▶ [Problem statement]: Where a line holds "screenshot", copy it.

▶ [Records for processing]:
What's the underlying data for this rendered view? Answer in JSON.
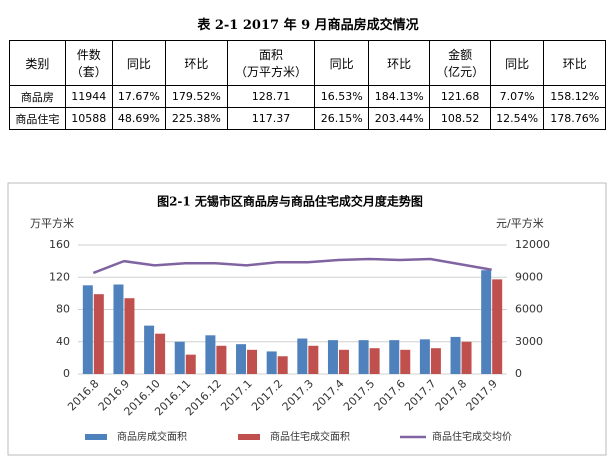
{
  "table": {
    "title": "表 2-1   2017 年 9 月商品房成交情况",
    "header": [
      "类别",
      "件数\n（套）",
      "同比",
      "环比",
      "面积\n（万平方米）",
      "同比",
      "环比",
      "金额\n（亿元）",
      "同比",
      "环比"
    ],
    "rows": [
      [
        "商品房",
        "11944",
        "17.67%",
        "179.52%",
        "128.71",
        "16.53%",
        "184.13%",
        "121.68",
        "7.07%",
        "158.12%"
      ],
      [
        "商品住宅",
        "10588",
        "48.69%",
        "225.38%",
        "117.37",
        "26.15%",
        "203.44%",
        "108.52",
        "12.54%",
        "178.76%"
      ]
    ]
  },
  "chart_data": {
    "type": "bar",
    "title": "图2-1 无锡市区商品房与商品住宅成交月度走势图",
    "y_label": "万平方米",
    "y2_label": "元/平方米",
    "categories": [
      "2016.8",
      "2016.9",
      "2016.10",
      "2016.11",
      "2016.12",
      "2017.1",
      "2017.2",
      "2017.3",
      "2017.4",
      "2017.5",
      "2017.6",
      "2017.7",
      "2017.8",
      "2017.9"
    ],
    "series": [
      {
        "name": "商品房成交面积",
        "type": "bar",
        "color": "#4f81bd",
        "values": [
          110,
          111,
          60,
          40,
          48,
          37,
          28,
          44,
          42,
          42,
          42,
          43,
          46,
          128.71
        ]
      },
      {
        "name": "商品住宅成交面积",
        "type": "bar",
        "color": "#c0504d",
        "values": [
          99,
          94,
          50,
          24,
          35,
          30,
          22,
          35,
          30,
          32,
          30,
          32,
          40,
          117.37
        ]
      },
      {
        "name": "商品住宅成交均价",
        "type": "line",
        "axis": "y2",
        "color": "#8064a2",
        "values": [
          9400,
          10500,
          10100,
          10300,
          10300,
          10100,
          10400,
          10400,
          10600,
          10700,
          10600,
          10700,
          10200,
          9700
        ]
      }
    ],
    "ylim": [
      0,
      160
    ],
    "yticks": [
      0,
      40,
      80,
      120,
      160
    ],
    "y2lim": [
      0,
      12000
    ],
    "y2ticks": [
      0,
      3000,
      6000,
      9000,
      12000
    ],
    "grid": true,
    "legend": "bottom"
  }
}
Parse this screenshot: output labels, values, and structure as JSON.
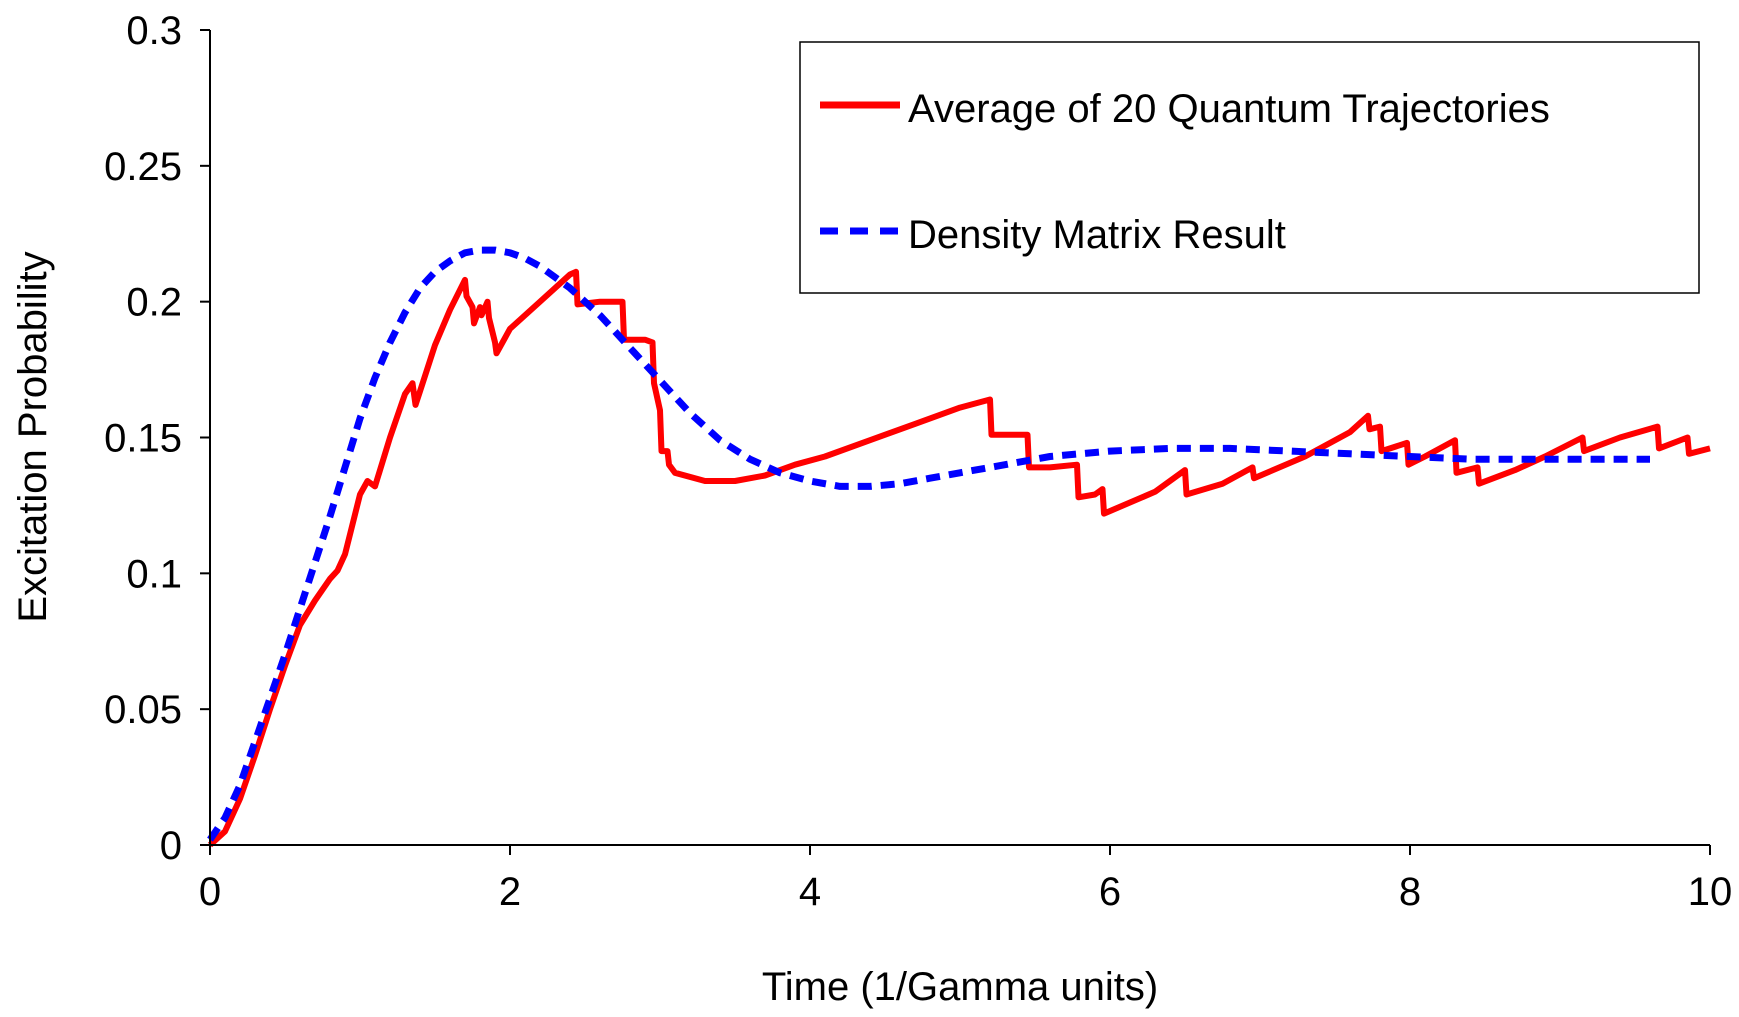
{
  "chart_data": {
    "type": "line",
    "title": "",
    "xlabel": "Time (1/Gamma units)",
    "ylabel": "Excitation Probability",
    "xlim": [
      0,
      10
    ],
    "ylim": [
      0,
      0.3
    ],
    "x_ticks": [
      0,
      2,
      4,
      6,
      8,
      10
    ],
    "y_ticks": [
      0,
      0.05,
      0.1,
      0.15,
      0.2,
      0.25,
      0.3
    ],
    "x_tick_labels": [
      "0",
      "2",
      "4",
      "6",
      "8",
      "10"
    ],
    "y_tick_labels": [
      "0",
      "0.05",
      "0.1",
      "0.15",
      "0.2",
      "0.25",
      "0.3"
    ],
    "grid": false,
    "legend_position": "top-right",
    "series": [
      {
        "name": "Average of 20 Quantum Trajectories",
        "color": "#ff0000",
        "style": "solid",
        "x": [
          0.0,
          0.1,
          0.2,
          0.3,
          0.4,
          0.5,
          0.6,
          0.7,
          0.8,
          0.85,
          0.9,
          1.0,
          1.05,
          1.1,
          1.2,
          1.3,
          1.35,
          1.37,
          1.4,
          1.5,
          1.6,
          1.7,
          1.71,
          1.75,
          1.76,
          1.8,
          1.81,
          1.85,
          1.86,
          1.9,
          1.91,
          2.0,
          2.2,
          2.4,
          2.44,
          2.45,
          2.6,
          2.75,
          2.76,
          2.8,
          2.9,
          2.95,
          2.96,
          3.0,
          3.01,
          3.05,
          3.06,
          3.1,
          3.3,
          3.5,
          3.7,
          3.9,
          4.1,
          4.4,
          4.7,
          5.0,
          5.2,
          5.21,
          5.45,
          5.46,
          5.6,
          5.78,
          5.79,
          5.9,
          5.95,
          5.96,
          6.3,
          6.5,
          6.51,
          6.75,
          6.95,
          6.96,
          7.3,
          7.6,
          7.72,
          7.73,
          7.8,
          7.81,
          7.98,
          7.99,
          8.1,
          8.3,
          8.31,
          8.45,
          8.46,
          8.7,
          8.9,
          9.15,
          9.16,
          9.4,
          9.65,
          9.66,
          9.85,
          9.86,
          10.0
        ],
        "values": [
          0.0,
          0.005,
          0.017,
          0.033,
          0.05,
          0.066,
          0.081,
          0.09,
          0.098,
          0.101,
          0.107,
          0.129,
          0.134,
          0.132,
          0.15,
          0.166,
          0.17,
          0.162,
          0.167,
          0.184,
          0.197,
          0.208,
          0.202,
          0.198,
          0.192,
          0.198,
          0.195,
          0.2,
          0.194,
          0.185,
          0.181,
          0.19,
          0.2,
          0.21,
          0.211,
          0.199,
          0.2,
          0.2,
          0.186,
          0.186,
          0.186,
          0.185,
          0.17,
          0.16,
          0.145,
          0.145,
          0.14,
          0.137,
          0.134,
          0.134,
          0.136,
          0.14,
          0.143,
          0.149,
          0.155,
          0.161,
          0.164,
          0.151,
          0.151,
          0.139,
          0.139,
          0.14,
          0.128,
          0.129,
          0.131,
          0.122,
          0.13,
          0.138,
          0.129,
          0.133,
          0.139,
          0.135,
          0.143,
          0.152,
          0.158,
          0.153,
          0.154,
          0.145,
          0.148,
          0.14,
          0.143,
          0.149,
          0.137,
          0.139,
          0.133,
          0.138,
          0.143,
          0.15,
          0.145,
          0.15,
          0.154,
          0.146,
          0.15,
          0.144,
          0.146
        ]
      },
      {
        "name": "Density Matrix Result",
        "color": "#0000ff",
        "style": "dashed",
        "x": [
          0.0,
          0.1,
          0.2,
          0.3,
          0.4,
          0.5,
          0.6,
          0.7,
          0.8,
          0.9,
          1.0,
          1.1,
          1.2,
          1.3,
          1.4,
          1.5,
          1.6,
          1.7,
          1.8,
          1.9,
          2.0,
          2.1,
          2.2,
          2.3,
          2.4,
          2.5,
          2.6,
          2.7,
          2.8,
          2.9,
          3.0,
          3.2,
          3.4,
          3.6,
          3.8,
          4.0,
          4.2,
          4.4,
          4.6,
          4.8,
          5.0,
          5.3,
          5.6,
          6.0,
          6.4,
          6.8,
          7.2,
          7.6,
          8.0,
          8.4,
          8.8,
          9.2,
          9.6
        ],
        "values": [
          0.002,
          0.01,
          0.022,
          0.038,
          0.054,
          0.07,
          0.087,
          0.104,
          0.121,
          0.139,
          0.157,
          0.172,
          0.185,
          0.196,
          0.205,
          0.211,
          0.215,
          0.218,
          0.219,
          0.219,
          0.218,
          0.216,
          0.213,
          0.209,
          0.205,
          0.2,
          0.195,
          0.189,
          0.183,
          0.177,
          0.171,
          0.159,
          0.149,
          0.142,
          0.137,
          0.134,
          0.132,
          0.132,
          0.133,
          0.135,
          0.137,
          0.14,
          0.143,
          0.145,
          0.146,
          0.146,
          0.145,
          0.144,
          0.143,
          0.142,
          0.142,
          0.142,
          0.142
        ]
      }
    ]
  }
}
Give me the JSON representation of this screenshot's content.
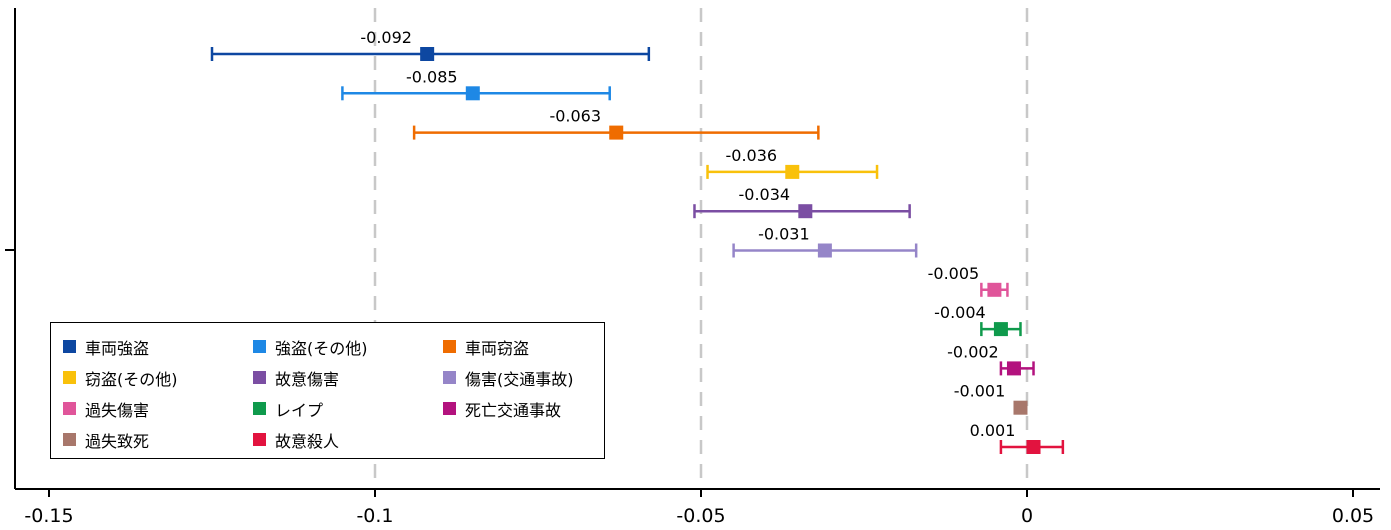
{
  "chart_data": {
    "type": "forest",
    "orientation": "horizontal",
    "xlim": [
      -0.15,
      0.05
    ],
    "x_ticks": [
      "-0.15",
      "-0.1",
      "-0.05",
      "0",
      "0.05"
    ],
    "x_tick_values": [
      -0.15,
      -0.1,
      -0.05,
      0,
      0.05
    ],
    "reference_lines": [
      -0.1,
      -0.05,
      0
    ],
    "grid": false,
    "legend_position": "lower-left",
    "series": [
      {
        "name": "車両強盗",
        "label": "-0.092",
        "value": -0.092,
        "ci": [
          -0.125,
          -0.058
        ],
        "color": "#0d47a1"
      },
      {
        "name": "強盗(その他)",
        "label": "-0.085",
        "value": -0.085,
        "ci": [
          -0.105,
          -0.064
        ],
        "color": "#1e88e5"
      },
      {
        "name": "車両窃盗",
        "label": "-0.063",
        "value": -0.063,
        "ci": [
          -0.094,
          -0.032
        ],
        "color": "#ef6c00"
      },
      {
        "name": "窃盗(その他)",
        "label": "-0.036",
        "value": -0.036,
        "ci": [
          -0.049,
          -0.023
        ],
        "color": "#f9c10b"
      },
      {
        "name": "故意傷害",
        "label": "-0.034",
        "value": -0.034,
        "ci": [
          -0.051,
          -0.018
        ],
        "color": "#7b4ea3"
      },
      {
        "name": "傷害(交通事故)",
        "label": "-0.031",
        "value": -0.031,
        "ci": [
          -0.045,
          -0.017
        ],
        "color": "#9585c8"
      },
      {
        "name": "過失傷害",
        "label": "-0.005",
        "value": -0.005,
        "ci": [
          -0.007,
          -0.003
        ],
        "color": "#e0559a"
      },
      {
        "name": "レイプ",
        "label": "-0.004",
        "value": -0.004,
        "ci": [
          -0.007,
          -0.001
        ],
        "color": "#0f9a4c"
      },
      {
        "name": "死亡交通事故",
        "label": "-0.002",
        "value": -0.002,
        "ci": [
          -0.004,
          0.001
        ],
        "color": "#b3127e"
      },
      {
        "name": "過失致死",
        "label": "-0.001",
        "value": -0.001,
        "ci": [
          -0.001,
          -0.001
        ],
        "color": "#a8776b"
      },
      {
        "name": "故意殺人",
        "label": "0.001",
        "value": 0.001,
        "ci": [
          -0.004,
          0.0055
        ],
        "color": "#e2133f"
      }
    ]
  }
}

▶ [Correct output]:
Parse this screenshot: output labels, values, and structure as JSON.
Give me the JSON representation of this screenshot's content.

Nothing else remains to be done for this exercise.